- _Problem requirements_:
State how many lines of the entries include the string "icon", please, leaving out everything but the number.

--- Begin Source records ---

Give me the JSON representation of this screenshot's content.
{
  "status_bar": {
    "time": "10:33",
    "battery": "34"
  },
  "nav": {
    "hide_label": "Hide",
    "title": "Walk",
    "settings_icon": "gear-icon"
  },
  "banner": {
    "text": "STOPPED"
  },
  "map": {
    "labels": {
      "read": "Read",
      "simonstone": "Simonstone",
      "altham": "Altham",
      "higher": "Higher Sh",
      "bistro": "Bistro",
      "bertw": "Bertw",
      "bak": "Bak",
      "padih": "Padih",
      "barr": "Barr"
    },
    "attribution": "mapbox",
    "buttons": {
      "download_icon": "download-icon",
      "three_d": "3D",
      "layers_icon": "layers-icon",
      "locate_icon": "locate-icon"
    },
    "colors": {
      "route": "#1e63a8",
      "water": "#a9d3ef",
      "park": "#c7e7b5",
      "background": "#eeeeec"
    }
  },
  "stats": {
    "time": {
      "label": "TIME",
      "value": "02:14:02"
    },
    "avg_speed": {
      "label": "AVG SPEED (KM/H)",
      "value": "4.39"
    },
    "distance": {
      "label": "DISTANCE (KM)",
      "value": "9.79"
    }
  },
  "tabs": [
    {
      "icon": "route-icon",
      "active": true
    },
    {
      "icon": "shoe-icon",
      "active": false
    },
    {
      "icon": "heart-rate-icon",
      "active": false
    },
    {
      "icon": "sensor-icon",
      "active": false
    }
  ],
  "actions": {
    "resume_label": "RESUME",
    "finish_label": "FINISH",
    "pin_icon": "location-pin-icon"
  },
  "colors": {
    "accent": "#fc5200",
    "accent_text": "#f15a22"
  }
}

--- End Source records ---

- _Finished answer_:
9